§ **Set exercise**: Repeat the entire listing exactly as written.

-- start of The records --

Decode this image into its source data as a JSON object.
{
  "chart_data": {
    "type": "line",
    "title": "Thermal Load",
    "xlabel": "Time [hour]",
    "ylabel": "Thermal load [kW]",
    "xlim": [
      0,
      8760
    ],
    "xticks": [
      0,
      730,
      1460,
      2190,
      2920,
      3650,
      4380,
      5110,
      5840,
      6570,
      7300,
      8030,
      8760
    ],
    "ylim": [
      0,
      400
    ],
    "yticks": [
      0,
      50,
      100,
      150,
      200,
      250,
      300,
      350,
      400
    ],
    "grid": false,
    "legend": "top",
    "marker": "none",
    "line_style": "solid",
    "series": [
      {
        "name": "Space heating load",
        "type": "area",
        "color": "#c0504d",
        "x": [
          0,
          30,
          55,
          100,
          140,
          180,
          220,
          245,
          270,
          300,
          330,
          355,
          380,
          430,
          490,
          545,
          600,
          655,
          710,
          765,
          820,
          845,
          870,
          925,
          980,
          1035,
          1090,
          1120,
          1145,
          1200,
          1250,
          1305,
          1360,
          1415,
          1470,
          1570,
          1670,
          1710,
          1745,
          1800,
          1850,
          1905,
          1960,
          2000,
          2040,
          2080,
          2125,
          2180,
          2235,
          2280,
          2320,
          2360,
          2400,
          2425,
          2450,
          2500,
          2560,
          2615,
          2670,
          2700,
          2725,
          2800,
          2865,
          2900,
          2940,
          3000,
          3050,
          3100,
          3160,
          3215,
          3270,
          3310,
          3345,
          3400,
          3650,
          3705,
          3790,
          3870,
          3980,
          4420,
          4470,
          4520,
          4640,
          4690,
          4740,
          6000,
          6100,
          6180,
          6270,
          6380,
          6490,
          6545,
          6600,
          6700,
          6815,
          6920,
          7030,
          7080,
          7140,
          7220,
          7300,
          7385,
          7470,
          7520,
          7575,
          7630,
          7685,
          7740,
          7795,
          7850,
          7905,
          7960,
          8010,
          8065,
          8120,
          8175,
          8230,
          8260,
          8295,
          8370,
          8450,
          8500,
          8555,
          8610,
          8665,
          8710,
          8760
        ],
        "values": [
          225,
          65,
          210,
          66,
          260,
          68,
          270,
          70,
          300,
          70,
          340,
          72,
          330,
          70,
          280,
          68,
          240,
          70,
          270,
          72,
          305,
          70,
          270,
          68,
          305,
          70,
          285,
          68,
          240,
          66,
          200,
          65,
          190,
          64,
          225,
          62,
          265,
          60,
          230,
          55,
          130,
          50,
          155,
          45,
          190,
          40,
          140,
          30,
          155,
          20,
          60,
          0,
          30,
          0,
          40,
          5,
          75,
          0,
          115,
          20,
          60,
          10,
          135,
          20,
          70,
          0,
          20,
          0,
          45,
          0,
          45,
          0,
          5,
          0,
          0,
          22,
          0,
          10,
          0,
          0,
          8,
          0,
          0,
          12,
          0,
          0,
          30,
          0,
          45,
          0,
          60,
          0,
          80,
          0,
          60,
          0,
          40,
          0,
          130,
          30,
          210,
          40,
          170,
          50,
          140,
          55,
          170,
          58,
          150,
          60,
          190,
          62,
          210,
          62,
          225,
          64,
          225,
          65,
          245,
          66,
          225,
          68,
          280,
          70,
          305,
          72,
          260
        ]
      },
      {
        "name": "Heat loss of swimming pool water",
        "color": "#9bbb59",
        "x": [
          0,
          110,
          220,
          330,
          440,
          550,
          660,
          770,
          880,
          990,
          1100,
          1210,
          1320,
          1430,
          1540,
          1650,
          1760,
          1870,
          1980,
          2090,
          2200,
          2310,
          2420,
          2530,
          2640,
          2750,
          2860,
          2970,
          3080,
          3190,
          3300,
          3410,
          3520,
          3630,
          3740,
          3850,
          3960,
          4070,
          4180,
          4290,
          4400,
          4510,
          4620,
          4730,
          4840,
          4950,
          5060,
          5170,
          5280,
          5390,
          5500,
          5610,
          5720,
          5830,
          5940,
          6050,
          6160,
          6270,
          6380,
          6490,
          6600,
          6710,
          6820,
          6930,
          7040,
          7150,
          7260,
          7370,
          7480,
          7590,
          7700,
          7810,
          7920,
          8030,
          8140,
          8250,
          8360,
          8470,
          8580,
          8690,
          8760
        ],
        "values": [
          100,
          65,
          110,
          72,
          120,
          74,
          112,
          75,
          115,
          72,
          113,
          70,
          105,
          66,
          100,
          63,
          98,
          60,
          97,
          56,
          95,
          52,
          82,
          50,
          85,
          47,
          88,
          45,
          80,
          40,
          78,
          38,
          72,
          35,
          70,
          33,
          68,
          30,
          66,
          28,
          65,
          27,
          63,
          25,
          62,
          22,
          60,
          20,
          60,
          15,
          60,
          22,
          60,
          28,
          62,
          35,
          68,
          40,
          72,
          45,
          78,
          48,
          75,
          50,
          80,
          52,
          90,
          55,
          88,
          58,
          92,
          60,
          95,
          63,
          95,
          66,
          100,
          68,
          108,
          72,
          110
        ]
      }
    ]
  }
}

-- end of The records --

§ **Written reply**:
Decode this image into its source data as a JSON object.
{
  "chart_data": {
    "type": "line",
    "title": "Thermal Load",
    "xlabel": "Time [hour]",
    "ylabel": "Thermal load [kW]",
    "xlim": [
      0,
      8760
    ],
    "xticks": [
      0,
      730,
      1460,
      2190,
      2920,
      3650,
      4380,
      5110,
      5840,
      6570,
      7300,
      8030,
      8760
    ],
    "ylim": [
      0,
      400
    ],
    "yticks": [
      0,
      50,
      100,
      150,
      200,
      250,
      300,
      350,
      400
    ],
    "grid": false,
    "legend": "top",
    "marker": "none",
    "line_style": "solid",
    "series": [
      {
        "name": "Space heating load",
        "type": "area",
        "color": "#c0504d",
        "x": [
          0,
          30,
          55,
          100,
          140,
          180,
          220,
          245,
          270,
          300,
          330,
          355,
          380,
          430,
          490,
          545,
          600,
          655,
          710,
          765,
          820,
          845,
          870,
          925,
          980,
          1035,
          1090,
          1120,
          1145,
          1200,
          1250,
          1305,
          1360,
          1415,
          1470,
          1570,
          1670,
          1710,
          1745,
          1800,
          1850,
          1905,
          1960,
          2000,
          2040,
          2080,
          2125,
          2180,
          2235,
          2280,
          2320,
          2360,
          2400,
          2425,
          2450,
          2500,
          2560,
          2615,
          2670,
          2700,
          2725,
          2800,
          2865,
          2900,
          2940,
          3000,
          3050,
          3100,
          3160,
          3215,
          3270,
          3310,
          3345,
          3400,
          3650,
          3705,
          3790,
          3870,
          3980,
          4420,
          4470,
          4520,
          4640,
          4690,
          4740,
          6000,
          6100,
          6180,
          6270,
          6380,
          6490,
          6545,
          6600,
          6700,
          6815,
          6920,
          7030,
          7080,
          7140,
          7220,
          7300,
          7385,
          7470,
          7520,
          7575,
          7630,
          7685,
          7740,
          7795,
          7850,
          7905,
          7960,
          8010,
          8065,
          8120,
          8175,
          8230,
          8260,
          8295,
          8370,
          8450,
          8500,
          8555,
          8610,
          8665,
          8710,
          8760
        ],
        "values": [
          225,
          65,
          210,
          66,
          260,
          68,
          270,
          70,
          300,
          70,
          340,
          72,
          330,
          70,
          280,
          68,
          240,
          70,
          270,
          72,
          305,
          70,
          270,
          68,
          305,
          70,
          285,
          68,
          240,
          66,
          200,
          65,
          190,
          64,
          225,
          62,
          265,
          60,
          230,
          55,
          130,
          50,
          155,
          45,
          190,
          40,
          140,
          30,
          155,
          20,
          60,
          0,
          30,
          0,
          40,
          5,
          75,
          0,
          115,
          20,
          60,
          10,
          135,
          20,
          70,
          0,
          20,
          0,
          45,
          0,
          45,
          0,
          5,
          0,
          0,
          22,
          0,
          10,
          0,
          0,
          8,
          0,
          0,
          12,
          0,
          0,
          30,
          0,
          45,
          0,
          60,
          0,
          80,
          0,
          60,
          0,
          40,
          0,
          130,
          30,
          210,
          40,
          170,
          50,
          140,
          55,
          170,
          58,
          150,
          60,
          190,
          62,
          210,
          62,
          225,
          64,
          225,
          65,
          245,
          66,
          225,
          68,
          280,
          70,
          305,
          72,
          260
        ]
      },
      {
        "name": "Heat loss of swimming pool water",
        "color": "#9bbb59",
        "x": [
          0,
          110,
          220,
          330,
          440,
          550,
          660,
          770,
          880,
          990,
          1100,
          1210,
          1320,
          1430,
          1540,
          1650,
          1760,
          1870,
          1980,
          2090,
          2200,
          2310,
          2420,
          2530,
          2640,
          2750,
          2860,
          2970,
          3080,
          3190,
          3300,
          3410,
          3520,
          3630,
          3740,
          3850,
          3960,
          4070,
          4180,
          4290,
          4400,
          4510,
          4620,
          4730,
          4840,
          4950,
          5060,
          5170,
          5280,
          5390,
          5500,
          5610,
          5720,
          5830,
          5940,
          6050,
          6160,
          6270,
          6380,
          6490,
          6600,
          6710,
          6820,
          6930,
          7040,
          7150,
          7260,
          7370,
          7480,
          7590,
          7700,
          7810,
          7920,
          8030,
          8140,
          8250,
          8360,
          8470,
          8580,
          8690,
          8760
        ],
        "values": [
          100,
          65,
          110,
          72,
          120,
          74,
          112,
          75,
          115,
          72,
          113,
          70,
          105,
          66,
          100,
          63,
          98,
          60,
          97,
          56,
          95,
          52,
          82,
          50,
          85,
          47,
          88,
          45,
          80,
          40,
          78,
          38,
          72,
          35,
          70,
          33,
          68,
          30,
          66,
          28,
          65,
          27,
          63,
          25,
          62,
          22,
          60,
          20,
          60,
          15,
          60,
          22,
          60,
          28,
          62,
          35,
          68,
          40,
          72,
          45,
          78,
          48,
          75,
          50,
          80,
          52,
          90,
          55,
          88,
          58,
          92,
          60,
          95,
          63,
          95,
          66,
          100,
          68,
          108,
          72,
          110
        ]
      }
    ]
  }
}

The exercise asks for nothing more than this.